Beginning at the line that contains "Type out the text in this image.", transcribe the remaining lines of the listing exactly; include the final line and omit everything before.

Recorded data
[start]

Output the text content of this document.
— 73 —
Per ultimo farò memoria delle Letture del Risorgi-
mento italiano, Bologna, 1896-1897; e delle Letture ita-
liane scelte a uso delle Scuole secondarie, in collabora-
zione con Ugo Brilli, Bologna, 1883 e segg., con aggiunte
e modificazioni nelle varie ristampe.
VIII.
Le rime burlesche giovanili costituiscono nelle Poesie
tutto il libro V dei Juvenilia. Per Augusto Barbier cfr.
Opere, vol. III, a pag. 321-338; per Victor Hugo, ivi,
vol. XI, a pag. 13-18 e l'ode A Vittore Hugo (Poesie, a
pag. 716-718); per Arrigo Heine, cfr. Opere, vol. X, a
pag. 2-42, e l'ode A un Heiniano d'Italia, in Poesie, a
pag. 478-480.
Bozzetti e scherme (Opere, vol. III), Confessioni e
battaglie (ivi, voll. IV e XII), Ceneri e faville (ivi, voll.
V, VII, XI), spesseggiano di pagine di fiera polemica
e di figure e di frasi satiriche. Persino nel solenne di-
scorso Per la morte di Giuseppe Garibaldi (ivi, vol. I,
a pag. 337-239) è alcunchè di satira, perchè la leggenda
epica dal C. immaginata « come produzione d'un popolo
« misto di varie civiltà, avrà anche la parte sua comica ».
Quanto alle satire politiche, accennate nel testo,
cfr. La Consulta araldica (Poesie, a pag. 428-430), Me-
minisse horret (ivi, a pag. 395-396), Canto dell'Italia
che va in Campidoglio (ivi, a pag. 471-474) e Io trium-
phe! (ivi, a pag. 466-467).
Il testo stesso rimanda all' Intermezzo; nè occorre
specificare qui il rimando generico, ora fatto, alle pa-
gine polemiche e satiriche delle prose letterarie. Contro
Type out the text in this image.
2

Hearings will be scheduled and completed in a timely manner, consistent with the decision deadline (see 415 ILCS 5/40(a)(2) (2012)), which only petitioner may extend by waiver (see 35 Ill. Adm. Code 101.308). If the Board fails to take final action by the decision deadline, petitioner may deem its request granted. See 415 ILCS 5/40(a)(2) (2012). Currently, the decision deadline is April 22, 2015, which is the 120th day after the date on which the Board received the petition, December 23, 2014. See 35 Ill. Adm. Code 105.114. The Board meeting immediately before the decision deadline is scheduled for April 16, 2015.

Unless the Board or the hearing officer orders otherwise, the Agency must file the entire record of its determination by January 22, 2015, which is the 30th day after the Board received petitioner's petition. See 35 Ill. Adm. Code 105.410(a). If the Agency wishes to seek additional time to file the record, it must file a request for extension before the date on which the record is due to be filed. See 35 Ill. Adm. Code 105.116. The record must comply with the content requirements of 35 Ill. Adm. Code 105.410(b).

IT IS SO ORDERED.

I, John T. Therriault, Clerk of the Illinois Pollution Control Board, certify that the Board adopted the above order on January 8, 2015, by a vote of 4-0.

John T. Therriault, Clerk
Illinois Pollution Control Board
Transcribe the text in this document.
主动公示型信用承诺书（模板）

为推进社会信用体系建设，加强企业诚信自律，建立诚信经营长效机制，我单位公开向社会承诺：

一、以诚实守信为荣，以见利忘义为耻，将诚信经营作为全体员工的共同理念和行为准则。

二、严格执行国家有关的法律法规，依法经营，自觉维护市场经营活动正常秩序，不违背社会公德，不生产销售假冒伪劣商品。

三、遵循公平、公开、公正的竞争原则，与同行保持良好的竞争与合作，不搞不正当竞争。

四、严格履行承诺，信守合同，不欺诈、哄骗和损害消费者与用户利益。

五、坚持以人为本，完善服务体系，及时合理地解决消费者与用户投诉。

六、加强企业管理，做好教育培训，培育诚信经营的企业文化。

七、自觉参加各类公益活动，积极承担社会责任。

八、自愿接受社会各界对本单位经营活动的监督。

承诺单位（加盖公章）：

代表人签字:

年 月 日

[end]

● The answer:
Type out the text in this image.
2

Hearings will be scheduled and completed in a timely manner, consistent with the decision deadline (see 415 ILCS 5/40(a)(2) (2012)), which only petitioner may extend by waiver (see 35 Ill. Adm. Code 101.308). If the Board fails to take final action by the decision deadline, petitioner may deem its request granted. See 415 ILCS 5/40(a)(2) (2012). Currently, the decision deadline is April 22, 2015, which is the 120th day after the date on which the Board received the petition, December 23, 2014. See 35 Ill. Adm. Code 105.114. The Board meeting immediately before the decision deadline is scheduled for April 16, 2015.

Unless the Board or the hearing officer orders otherwise, the Agency must file the entire record of its determination by January 22, 2015, which is the 30th day after the Board received petitioner's petition. See 35 Ill. Adm. Code 105.410(a). If the Agency wishes to seek additional time to file the record, it must file a request for extension before the date on which the record is due to be filed. See 35 Ill. Adm. Code 105.116. The record must comply with the content requirements of 35 Ill. Adm. Code 105.410(b).

IT IS SO ORDERED.

I, John T. Therriault, Clerk of the Illinois Pollution Control Board, certify that the Board adopted the above order on January 8, 2015, by a vote of 4-0.

John T. Therriault, Clerk
Illinois Pollution Control Board
Transcribe the text in this document.
主动公示型信用承诺书（模板）

为推进社会信用体系建设，加强企业诚信自律，建立诚信经营长效机制，我单位公开向社会承诺：

一、以诚实守信为荣，以见利忘义为耻，将诚信经营作为全体员工的共同理念和行为准则。

二、严格执行国家有关的法律法规，依法经营，自觉维护市场经营活动正常秩序，不违背社会公德，不生产销售假冒伪劣商品。

三、遵循公平、公开、公正的竞争原则，与同行保持良好的竞争与合作，不搞不正当竞争。

四、严格履行承诺，信守合同，不欺诈、哄骗和损害消费者与用户利益。

五、坚持以人为本，完善服务体系，及时合理地解决消费者与用户投诉。

六、加强企业管理，做好教育培训，培育诚信经营的企业文化。

七、自觉参加各类公益活动，积极承担社会责任。

八、自愿接受社会各界对本单位经营活动的监督。

承诺单位（加盖公章）：

代表人签字:

年 月 日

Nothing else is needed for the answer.